Wherever a line below holds the word "title", copy that line.
— Start Exercise input —
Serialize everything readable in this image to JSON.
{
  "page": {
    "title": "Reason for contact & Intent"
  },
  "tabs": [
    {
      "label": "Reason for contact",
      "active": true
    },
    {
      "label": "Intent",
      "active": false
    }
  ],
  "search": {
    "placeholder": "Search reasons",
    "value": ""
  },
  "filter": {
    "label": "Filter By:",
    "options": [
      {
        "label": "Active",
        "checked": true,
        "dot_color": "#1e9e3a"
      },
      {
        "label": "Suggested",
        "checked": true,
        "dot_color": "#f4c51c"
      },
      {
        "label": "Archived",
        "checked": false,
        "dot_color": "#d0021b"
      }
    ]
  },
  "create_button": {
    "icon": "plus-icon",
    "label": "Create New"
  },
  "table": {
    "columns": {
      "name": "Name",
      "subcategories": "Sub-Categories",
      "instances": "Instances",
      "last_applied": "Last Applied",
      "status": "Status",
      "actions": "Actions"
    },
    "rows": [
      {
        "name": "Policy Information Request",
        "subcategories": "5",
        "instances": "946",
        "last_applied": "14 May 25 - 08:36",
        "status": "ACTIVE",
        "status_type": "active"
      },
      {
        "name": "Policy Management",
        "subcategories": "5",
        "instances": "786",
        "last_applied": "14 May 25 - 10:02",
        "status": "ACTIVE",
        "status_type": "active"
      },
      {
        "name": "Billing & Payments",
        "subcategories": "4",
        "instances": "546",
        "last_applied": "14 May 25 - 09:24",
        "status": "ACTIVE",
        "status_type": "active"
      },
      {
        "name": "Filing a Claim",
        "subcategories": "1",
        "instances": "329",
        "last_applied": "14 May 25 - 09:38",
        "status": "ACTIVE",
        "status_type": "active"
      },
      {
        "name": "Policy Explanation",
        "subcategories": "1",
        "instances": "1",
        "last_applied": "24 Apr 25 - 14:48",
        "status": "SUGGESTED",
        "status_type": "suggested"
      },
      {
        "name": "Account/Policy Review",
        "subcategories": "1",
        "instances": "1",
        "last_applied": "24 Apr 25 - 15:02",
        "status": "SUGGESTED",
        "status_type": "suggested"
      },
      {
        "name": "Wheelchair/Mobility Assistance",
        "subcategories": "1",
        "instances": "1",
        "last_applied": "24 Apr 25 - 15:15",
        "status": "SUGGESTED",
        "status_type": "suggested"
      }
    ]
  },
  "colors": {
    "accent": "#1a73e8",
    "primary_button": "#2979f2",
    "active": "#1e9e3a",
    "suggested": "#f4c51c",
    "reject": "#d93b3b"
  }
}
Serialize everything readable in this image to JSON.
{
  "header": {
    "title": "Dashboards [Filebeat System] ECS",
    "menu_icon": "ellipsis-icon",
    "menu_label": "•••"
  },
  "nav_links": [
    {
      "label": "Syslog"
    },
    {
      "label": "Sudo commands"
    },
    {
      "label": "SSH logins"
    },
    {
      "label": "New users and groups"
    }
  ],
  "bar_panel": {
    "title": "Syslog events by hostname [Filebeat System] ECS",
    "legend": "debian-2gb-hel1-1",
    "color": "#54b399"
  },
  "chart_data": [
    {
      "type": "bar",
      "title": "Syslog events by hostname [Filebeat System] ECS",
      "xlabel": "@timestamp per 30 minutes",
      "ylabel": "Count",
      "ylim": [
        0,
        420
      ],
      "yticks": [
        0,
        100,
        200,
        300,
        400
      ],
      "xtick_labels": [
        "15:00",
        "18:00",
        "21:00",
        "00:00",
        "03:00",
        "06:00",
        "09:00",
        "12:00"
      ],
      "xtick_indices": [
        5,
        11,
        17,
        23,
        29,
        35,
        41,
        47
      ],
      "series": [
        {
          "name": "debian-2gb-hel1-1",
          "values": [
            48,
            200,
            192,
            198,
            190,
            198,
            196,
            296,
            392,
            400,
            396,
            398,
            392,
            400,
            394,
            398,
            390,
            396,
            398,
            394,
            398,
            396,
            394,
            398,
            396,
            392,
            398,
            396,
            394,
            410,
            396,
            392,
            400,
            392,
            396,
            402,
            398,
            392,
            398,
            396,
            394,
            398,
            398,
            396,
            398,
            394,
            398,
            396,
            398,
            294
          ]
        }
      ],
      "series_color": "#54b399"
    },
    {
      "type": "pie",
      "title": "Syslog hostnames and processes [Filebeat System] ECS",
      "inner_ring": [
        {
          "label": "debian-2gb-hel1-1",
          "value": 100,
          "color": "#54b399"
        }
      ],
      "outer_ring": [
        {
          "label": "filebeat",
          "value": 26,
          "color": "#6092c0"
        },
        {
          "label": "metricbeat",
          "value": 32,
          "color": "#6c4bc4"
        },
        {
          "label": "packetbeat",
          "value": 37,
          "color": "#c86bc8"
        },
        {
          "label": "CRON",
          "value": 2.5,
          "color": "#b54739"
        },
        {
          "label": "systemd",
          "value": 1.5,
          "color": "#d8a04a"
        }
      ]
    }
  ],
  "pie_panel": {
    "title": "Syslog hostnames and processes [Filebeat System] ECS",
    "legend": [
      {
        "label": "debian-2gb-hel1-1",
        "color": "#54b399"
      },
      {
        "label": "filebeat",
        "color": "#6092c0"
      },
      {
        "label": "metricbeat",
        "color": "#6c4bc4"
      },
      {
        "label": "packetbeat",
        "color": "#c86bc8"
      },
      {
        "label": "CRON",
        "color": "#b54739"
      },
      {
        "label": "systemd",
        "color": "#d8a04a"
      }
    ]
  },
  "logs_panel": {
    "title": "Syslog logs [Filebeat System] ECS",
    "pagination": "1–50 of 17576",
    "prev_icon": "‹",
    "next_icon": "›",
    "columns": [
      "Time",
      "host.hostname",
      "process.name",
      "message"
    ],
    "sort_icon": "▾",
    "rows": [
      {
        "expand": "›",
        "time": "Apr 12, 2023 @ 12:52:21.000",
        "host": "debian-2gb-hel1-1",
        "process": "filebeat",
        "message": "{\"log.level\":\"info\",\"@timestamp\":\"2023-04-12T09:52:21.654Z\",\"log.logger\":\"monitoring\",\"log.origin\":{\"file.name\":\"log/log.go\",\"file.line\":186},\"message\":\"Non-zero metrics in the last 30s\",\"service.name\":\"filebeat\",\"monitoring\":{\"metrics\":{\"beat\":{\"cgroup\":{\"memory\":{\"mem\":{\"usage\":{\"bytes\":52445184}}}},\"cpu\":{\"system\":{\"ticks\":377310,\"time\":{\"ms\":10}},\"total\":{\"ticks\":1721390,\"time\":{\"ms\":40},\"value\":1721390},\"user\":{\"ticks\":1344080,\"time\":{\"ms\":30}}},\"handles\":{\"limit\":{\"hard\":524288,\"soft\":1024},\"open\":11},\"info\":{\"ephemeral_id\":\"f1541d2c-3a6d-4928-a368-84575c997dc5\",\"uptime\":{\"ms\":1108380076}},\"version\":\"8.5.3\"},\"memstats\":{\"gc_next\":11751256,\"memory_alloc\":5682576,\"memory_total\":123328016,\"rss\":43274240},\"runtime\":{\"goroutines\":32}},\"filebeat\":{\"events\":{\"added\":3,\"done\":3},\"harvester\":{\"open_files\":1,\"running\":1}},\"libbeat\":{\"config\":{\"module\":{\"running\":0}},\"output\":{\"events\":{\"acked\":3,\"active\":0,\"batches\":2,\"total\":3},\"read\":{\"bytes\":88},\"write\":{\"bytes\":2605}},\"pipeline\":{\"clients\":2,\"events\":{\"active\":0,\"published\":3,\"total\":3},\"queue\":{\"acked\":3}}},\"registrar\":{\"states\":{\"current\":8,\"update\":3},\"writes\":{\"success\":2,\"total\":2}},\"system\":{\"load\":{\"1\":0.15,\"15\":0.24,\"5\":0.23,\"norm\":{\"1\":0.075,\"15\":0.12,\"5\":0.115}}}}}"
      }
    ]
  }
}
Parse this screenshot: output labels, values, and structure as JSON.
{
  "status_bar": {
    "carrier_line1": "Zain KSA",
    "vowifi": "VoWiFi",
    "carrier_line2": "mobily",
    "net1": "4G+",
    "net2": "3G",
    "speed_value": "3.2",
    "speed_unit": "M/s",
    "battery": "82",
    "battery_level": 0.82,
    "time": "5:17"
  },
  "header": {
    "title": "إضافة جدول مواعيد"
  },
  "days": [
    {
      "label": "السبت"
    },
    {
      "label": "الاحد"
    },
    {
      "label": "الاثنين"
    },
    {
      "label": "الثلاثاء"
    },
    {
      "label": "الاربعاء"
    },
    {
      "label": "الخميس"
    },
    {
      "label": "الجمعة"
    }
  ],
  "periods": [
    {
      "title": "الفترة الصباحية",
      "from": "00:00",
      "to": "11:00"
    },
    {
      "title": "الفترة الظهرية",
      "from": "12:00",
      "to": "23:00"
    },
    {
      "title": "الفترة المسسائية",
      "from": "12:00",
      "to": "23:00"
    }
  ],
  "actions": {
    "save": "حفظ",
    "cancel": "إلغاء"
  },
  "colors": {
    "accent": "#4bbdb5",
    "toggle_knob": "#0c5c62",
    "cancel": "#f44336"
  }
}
— End Exercise input —
Expected answer:
    "title": "Reason for contact & Intent"
    "title": "Dashboards [Filebeat System] ECS",
    "title": "Syslog events by hostname [Filebeat System] ECS",
      "title": "Syslog events by hostname [Filebeat System] ECS",
      "title": "Syslog hostnames and processes [Filebeat System] ECS",
    "title": "Syslog hostnames and processes [Filebeat System] ECS",
    "title": "Syslog logs [Filebeat System] ECS",
    "title": "إضافة جدول مواعيد"
      "title": "الفترة الصباحية",
      "title": "الفترة الظهرية",
      "title": "الفترة المسسائية",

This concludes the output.